**The exercise:** Copy whichever lines contain the string "screenshot".

━━━━━━━━

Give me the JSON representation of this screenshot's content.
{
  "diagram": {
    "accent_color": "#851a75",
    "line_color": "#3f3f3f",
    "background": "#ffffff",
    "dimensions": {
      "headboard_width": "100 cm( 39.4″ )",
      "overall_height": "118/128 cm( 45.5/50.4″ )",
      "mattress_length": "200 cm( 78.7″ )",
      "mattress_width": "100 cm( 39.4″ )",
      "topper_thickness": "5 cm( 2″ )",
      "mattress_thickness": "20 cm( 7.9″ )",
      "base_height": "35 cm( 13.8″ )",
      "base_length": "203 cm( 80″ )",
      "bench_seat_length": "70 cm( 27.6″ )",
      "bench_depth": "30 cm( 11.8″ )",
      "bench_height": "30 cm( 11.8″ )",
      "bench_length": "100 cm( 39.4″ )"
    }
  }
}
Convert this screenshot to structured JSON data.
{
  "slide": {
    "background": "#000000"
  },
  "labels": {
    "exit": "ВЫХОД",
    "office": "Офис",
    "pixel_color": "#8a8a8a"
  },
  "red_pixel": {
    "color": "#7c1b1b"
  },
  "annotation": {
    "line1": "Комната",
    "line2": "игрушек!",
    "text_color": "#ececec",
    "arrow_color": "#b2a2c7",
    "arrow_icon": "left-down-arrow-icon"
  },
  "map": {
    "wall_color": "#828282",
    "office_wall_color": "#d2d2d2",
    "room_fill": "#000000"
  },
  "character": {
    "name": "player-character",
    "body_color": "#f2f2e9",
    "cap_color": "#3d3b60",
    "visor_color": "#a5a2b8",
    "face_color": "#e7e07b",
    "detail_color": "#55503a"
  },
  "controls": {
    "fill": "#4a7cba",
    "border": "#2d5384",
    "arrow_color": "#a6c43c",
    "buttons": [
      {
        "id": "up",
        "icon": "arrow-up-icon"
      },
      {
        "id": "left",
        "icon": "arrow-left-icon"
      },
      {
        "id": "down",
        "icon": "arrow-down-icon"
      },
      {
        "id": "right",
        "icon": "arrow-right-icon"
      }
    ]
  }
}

━━━━━━━━

**Output of the exercise:**
Give me the JSON representation of this screenshot's content.
Convert this screenshot to structured JSON data.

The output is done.